__Task brief__
Pick every line from the data that holds the word "Lorch".

* begin Listing *

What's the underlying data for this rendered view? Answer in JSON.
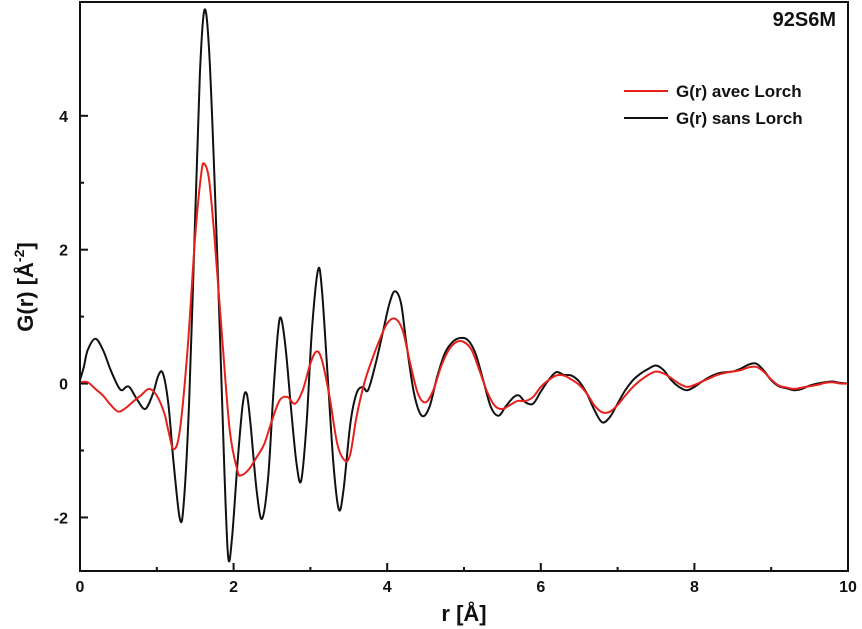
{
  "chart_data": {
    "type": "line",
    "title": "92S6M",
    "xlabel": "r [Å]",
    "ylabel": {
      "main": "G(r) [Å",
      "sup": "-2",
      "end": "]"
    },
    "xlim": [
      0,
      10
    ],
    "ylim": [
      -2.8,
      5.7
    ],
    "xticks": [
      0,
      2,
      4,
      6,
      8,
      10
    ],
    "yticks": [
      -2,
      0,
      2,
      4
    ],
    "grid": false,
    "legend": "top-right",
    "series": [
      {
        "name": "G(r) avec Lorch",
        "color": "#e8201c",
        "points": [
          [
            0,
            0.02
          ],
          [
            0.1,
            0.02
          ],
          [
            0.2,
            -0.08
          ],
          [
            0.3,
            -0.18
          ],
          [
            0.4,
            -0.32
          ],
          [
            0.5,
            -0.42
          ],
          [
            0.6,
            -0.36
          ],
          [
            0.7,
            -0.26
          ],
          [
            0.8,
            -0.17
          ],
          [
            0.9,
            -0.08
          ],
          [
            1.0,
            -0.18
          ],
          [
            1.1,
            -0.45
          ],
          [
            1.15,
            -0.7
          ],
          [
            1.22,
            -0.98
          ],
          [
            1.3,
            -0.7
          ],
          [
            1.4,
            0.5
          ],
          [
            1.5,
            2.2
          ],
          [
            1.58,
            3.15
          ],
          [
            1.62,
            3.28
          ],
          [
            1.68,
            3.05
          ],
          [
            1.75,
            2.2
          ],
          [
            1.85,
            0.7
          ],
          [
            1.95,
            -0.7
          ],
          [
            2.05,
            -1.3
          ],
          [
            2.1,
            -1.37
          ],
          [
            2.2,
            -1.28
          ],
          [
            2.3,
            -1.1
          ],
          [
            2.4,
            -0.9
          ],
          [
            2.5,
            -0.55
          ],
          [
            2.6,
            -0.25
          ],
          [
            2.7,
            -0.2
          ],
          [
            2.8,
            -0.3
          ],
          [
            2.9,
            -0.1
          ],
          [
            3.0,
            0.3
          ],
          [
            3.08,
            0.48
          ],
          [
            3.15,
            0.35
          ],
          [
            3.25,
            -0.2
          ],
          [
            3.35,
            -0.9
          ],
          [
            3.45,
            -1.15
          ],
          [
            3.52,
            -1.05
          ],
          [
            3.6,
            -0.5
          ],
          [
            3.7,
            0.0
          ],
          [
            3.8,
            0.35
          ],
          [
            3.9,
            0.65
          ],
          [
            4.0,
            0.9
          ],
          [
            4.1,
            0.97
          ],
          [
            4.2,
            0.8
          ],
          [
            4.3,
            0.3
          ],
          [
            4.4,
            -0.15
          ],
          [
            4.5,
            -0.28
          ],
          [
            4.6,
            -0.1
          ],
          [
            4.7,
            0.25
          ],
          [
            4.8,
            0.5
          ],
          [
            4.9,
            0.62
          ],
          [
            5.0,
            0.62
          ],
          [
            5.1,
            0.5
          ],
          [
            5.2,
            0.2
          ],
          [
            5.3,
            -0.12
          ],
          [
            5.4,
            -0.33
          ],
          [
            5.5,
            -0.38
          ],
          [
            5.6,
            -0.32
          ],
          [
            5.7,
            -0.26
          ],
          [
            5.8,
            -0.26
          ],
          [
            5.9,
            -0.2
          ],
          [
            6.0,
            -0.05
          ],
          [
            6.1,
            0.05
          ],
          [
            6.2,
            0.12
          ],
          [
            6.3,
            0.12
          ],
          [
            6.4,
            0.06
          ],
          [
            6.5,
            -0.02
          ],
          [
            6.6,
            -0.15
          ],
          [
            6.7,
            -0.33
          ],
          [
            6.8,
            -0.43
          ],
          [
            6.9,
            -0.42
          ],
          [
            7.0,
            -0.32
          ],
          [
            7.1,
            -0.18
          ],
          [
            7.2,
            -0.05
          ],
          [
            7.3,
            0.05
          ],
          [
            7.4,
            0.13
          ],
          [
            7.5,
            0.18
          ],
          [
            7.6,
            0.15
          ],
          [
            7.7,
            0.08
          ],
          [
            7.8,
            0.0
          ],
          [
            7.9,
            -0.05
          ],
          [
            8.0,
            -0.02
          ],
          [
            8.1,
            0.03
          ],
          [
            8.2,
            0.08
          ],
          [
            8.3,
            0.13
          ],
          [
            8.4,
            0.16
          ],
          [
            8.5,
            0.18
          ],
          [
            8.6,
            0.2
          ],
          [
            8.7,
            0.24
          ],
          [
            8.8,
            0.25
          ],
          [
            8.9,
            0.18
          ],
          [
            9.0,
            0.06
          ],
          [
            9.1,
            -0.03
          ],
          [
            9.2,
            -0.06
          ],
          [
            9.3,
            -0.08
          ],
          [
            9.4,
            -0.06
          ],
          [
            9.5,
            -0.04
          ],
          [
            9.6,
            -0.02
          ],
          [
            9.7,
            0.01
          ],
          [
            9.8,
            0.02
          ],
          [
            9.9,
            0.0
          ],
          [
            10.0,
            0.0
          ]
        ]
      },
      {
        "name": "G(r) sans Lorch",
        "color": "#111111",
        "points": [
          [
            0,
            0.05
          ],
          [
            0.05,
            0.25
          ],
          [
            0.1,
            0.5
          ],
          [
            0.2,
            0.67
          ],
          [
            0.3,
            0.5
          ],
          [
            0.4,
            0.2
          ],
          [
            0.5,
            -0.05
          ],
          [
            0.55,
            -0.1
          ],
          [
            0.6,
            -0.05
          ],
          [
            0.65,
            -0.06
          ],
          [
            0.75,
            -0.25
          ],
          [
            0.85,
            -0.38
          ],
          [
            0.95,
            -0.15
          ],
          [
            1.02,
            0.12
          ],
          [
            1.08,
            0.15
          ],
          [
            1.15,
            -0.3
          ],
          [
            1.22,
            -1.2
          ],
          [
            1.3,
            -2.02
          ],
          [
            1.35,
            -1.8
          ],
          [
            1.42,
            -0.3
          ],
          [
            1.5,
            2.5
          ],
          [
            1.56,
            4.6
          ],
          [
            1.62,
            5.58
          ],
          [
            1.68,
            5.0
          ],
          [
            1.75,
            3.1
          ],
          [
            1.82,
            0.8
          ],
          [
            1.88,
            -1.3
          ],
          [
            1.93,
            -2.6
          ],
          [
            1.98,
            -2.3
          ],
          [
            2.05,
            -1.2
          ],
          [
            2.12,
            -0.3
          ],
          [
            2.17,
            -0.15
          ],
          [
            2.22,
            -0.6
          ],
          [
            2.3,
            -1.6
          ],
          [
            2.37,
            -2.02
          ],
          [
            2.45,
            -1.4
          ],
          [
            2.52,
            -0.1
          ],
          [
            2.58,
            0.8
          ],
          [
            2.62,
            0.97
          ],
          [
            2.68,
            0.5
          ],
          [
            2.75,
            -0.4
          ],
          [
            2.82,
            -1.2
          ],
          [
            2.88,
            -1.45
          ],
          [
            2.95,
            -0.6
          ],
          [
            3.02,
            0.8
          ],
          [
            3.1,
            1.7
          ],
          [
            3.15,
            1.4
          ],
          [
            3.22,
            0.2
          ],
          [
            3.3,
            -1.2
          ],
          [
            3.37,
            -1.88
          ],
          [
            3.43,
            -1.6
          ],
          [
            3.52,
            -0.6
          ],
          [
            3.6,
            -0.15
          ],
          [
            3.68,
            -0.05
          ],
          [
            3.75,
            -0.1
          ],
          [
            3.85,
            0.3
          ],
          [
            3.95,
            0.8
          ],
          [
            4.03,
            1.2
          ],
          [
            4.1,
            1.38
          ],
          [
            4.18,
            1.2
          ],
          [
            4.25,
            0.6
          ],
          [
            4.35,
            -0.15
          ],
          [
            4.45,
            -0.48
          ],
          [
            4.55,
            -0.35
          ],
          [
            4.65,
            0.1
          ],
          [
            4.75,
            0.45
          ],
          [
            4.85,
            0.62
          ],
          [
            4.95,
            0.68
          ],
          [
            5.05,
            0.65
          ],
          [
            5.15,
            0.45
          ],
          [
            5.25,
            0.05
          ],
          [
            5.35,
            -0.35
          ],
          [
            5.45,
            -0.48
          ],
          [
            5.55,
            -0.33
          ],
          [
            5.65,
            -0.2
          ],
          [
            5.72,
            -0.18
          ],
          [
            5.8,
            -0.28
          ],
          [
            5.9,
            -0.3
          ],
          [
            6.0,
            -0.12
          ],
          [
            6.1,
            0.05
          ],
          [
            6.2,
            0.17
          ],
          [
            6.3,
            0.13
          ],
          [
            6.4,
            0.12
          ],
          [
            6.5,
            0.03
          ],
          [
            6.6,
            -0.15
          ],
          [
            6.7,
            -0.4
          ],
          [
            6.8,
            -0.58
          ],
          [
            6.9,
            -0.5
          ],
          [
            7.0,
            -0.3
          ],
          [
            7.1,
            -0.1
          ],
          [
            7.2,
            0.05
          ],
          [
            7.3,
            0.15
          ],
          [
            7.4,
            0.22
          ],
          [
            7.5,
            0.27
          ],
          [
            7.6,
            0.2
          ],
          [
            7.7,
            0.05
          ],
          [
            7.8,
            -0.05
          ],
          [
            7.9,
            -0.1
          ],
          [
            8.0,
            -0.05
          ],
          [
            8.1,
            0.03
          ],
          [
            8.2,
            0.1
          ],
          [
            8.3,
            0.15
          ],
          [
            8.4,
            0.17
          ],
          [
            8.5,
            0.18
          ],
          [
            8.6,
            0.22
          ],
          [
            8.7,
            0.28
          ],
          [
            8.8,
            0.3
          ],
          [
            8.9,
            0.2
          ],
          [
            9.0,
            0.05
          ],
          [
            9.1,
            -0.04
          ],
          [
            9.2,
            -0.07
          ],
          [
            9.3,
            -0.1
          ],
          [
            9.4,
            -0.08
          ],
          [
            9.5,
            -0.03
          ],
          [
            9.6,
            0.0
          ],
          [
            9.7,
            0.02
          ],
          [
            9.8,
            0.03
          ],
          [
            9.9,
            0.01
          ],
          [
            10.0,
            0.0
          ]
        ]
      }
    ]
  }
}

* end Listing *

__Finished answer__
        "name": "G(r) avec Lorch",
        "name": "G(r) sans Lorch",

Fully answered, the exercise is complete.